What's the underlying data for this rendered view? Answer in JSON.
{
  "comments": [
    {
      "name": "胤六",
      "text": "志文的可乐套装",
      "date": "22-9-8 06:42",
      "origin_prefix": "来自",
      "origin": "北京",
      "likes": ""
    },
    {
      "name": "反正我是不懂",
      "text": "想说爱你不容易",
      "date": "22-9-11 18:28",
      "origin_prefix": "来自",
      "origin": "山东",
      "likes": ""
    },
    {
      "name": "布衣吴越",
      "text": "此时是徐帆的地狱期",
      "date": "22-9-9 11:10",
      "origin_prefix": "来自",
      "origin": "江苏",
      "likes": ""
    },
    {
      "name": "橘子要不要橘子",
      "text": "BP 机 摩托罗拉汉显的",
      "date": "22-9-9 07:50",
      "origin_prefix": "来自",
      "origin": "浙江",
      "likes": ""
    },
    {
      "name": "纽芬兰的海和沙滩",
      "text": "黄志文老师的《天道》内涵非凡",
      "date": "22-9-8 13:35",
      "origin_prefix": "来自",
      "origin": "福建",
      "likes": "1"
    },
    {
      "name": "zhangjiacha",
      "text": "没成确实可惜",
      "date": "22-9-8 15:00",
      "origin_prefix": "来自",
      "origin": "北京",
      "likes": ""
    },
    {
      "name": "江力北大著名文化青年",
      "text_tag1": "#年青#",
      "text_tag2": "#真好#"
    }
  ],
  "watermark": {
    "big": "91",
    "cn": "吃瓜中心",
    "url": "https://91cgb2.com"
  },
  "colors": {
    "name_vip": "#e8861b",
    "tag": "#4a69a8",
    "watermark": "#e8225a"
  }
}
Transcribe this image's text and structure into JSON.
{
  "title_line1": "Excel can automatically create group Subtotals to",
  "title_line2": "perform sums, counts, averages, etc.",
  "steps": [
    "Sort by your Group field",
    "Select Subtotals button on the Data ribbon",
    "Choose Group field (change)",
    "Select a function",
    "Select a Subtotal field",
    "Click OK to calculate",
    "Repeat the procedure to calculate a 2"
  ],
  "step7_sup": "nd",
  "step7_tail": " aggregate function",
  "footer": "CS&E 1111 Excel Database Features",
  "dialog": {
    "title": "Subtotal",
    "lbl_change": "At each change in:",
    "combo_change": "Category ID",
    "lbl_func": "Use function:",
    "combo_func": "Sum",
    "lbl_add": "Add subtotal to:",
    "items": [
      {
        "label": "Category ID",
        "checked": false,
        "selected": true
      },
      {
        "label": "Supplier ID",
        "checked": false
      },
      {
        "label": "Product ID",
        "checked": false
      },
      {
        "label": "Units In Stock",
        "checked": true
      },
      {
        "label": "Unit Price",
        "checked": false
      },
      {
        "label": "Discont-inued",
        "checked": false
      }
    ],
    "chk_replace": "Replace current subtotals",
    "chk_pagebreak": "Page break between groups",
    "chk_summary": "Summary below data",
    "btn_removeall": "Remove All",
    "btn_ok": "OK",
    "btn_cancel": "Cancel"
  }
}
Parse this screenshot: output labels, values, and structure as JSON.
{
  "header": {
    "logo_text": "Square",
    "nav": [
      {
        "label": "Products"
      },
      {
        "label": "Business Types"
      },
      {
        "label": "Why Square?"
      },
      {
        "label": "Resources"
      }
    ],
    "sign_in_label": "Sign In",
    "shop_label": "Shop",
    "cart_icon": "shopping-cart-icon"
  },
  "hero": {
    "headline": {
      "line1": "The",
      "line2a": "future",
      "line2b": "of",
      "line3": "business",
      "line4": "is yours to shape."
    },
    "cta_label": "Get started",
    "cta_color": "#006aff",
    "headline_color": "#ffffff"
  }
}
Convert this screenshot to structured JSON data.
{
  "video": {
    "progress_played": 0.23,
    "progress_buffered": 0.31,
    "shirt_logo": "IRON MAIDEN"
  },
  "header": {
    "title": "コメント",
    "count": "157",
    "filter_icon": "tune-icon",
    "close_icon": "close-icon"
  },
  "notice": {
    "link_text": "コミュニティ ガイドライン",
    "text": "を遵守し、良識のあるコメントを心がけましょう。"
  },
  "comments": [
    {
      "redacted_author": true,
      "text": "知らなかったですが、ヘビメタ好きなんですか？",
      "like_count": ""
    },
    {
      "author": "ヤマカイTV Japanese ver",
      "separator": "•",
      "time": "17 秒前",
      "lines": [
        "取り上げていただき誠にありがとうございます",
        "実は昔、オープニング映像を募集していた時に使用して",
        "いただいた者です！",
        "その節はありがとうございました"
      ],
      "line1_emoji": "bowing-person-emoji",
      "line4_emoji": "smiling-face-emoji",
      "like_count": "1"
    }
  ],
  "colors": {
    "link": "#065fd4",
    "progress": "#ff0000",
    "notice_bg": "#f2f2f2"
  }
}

### SET TASK
Transcribe all entries exactly as they are given.

### SOLVED EXERCISE
What's the underlying data for this rendered view? Answer in JSON.
{
  "comments": [
    {
      "name": "胤六",
      "text": "志文的可乐套装",
      "date": "22-9-8 06:42",
      "origin_prefix": "来自",
      "origin": "北京",
      "likes": ""
    },
    {
      "name": "反正我是不懂",
      "text": "想说爱你不容易",
      "date": "22-9-11 18:28",
      "origin_prefix": "来自",
      "origin": "山东",
      "likes": ""
    },
    {
      "name": "布衣吴越",
      "text": "此时是徐帆的地狱期",
      "date": "22-9-9 11:10",
      "origin_prefix": "来自",
      "origin": "江苏",
      "likes": ""
    },
    {
      "name": "橘子要不要橘子",
      "text": "BP 机 摩托罗拉汉显的",
      "date": "22-9-9 07:50",
      "origin_prefix": "来自",
      "origin": "浙江",
      "likes": ""
    },
    {
      "name": "纽芬兰的海和沙滩",
      "text": "黄志文老师的《天道》内涵非凡",
      "date": "22-9-8 13:35",
      "origin_prefix": "来自",
      "origin": "福建",
      "likes": "1"
    },
    {
      "name": "zhangjiacha",
      "text": "没成确实可惜",
      "date": "22-9-8 15:00",
      "origin_prefix": "来自",
      "origin": "北京",
      "likes": ""
    },
    {
      "name": "江力北大著名文化青年",
      "text_tag1": "#年青#",
      "text_tag2": "#真好#"
    }
  ],
  "watermark": {
    "big": "91",
    "cn": "吃瓜中心",
    "url": "https://91cgb2.com"
  },
  "colors": {
    "name_vip": "#e8861b",
    "tag": "#4a69a8",
    "watermark": "#e8225a"
  }
}
Transcribe this image's text and structure into JSON.
{
  "title_line1": "Excel can automatically create group Subtotals to",
  "title_line2": "perform sums, counts, averages, etc.",
  "steps": [
    "Sort by your Group field",
    "Select Subtotals button on the Data ribbon",
    "Choose Group field (change)",
    "Select a function",
    "Select a Subtotal field",
    "Click OK to calculate",
    "Repeat the procedure to calculate a 2"
  ],
  "step7_sup": "nd",
  "step7_tail": " aggregate function",
  "footer": "CS&E 1111 Excel Database Features",
  "dialog": {
    "title": "Subtotal",
    "lbl_change": "At each change in:",
    "combo_change": "Category ID",
    "lbl_func": "Use function:",
    "combo_func": "Sum",
    "lbl_add": "Add subtotal to:",
    "items": [
      {
        "label": "Category ID",
        "checked": false,
        "selected": true
      },
      {
        "label": "Supplier ID",
        "checked": false
      },
      {
        "label": "Product ID",
        "checked": false
      },
      {
        "label": "Units In Stock",
        "checked": true
      },
      {
        "label": "Unit Price",
        "checked": false
      },
      {
        "label": "Discont-inued",
        "checked": false
      }
    ],
    "chk_replace": "Replace current subtotals",
    "chk_pagebreak": "Page break between groups",
    "chk_summary": "Summary below data",
    "btn_removeall": "Remove All",
    "btn_ok": "OK",
    "btn_cancel": "Cancel"
  }
}
Parse this screenshot: output labels, values, and structure as JSON.
{
  "header": {
    "logo_text": "Square",
    "nav": [
      {
        "label": "Products"
      },
      {
        "label": "Business Types"
      },
      {
        "label": "Why Square?"
      },
      {
        "label": "Resources"
      }
    ],
    "sign_in_label": "Sign In",
    "shop_label": "Shop",
    "cart_icon": "shopping-cart-icon"
  },
  "hero": {
    "headline": {
      "line1": "The",
      "line2a": "future",
      "line2b": "of",
      "line3": "business",
      "line4": "is yours to shape."
    },
    "cta_label": "Get started",
    "cta_color": "#006aff",
    "headline_color": "#ffffff"
  }
}
Convert this screenshot to structured JSON data.
{
  "video": {
    "progress_played": 0.23,
    "progress_buffered": 0.31,
    "shirt_logo": "IRON MAIDEN"
  },
  "header": {
    "title": "コメント",
    "count": "157",
    "filter_icon": "tune-icon",
    "close_icon": "close-icon"
  },
  "notice": {
    "link_text": "コミュニティ ガイドライン",
    "text": "を遵守し、良識のあるコメントを心がけましょう。"
  },
  "comments": [
    {
      "redacted_author": true,
      "text": "知らなかったですが、ヘビメタ好きなんですか？",
      "like_count": ""
    },
    {
      "author": "ヤマカイTV Japanese ver",
      "separator": "•",
      "time": "17 秒前",
      "lines": [
        "取り上げていただき誠にありがとうございます",
        "実は昔、オープニング映像を募集していた時に使用して",
        "いただいた者です！",
        "その節はありがとうございました"
      ],
      "line1_emoji": "bowing-person-emoji",
      "line4_emoji": "smiling-face-emoji",
      "like_count": "1"
    }
  ],
  "colors": {
    "link": "#065fd4",
    "progress": "#ff0000",
    "notice_bg": "#f2f2f2"
  }
}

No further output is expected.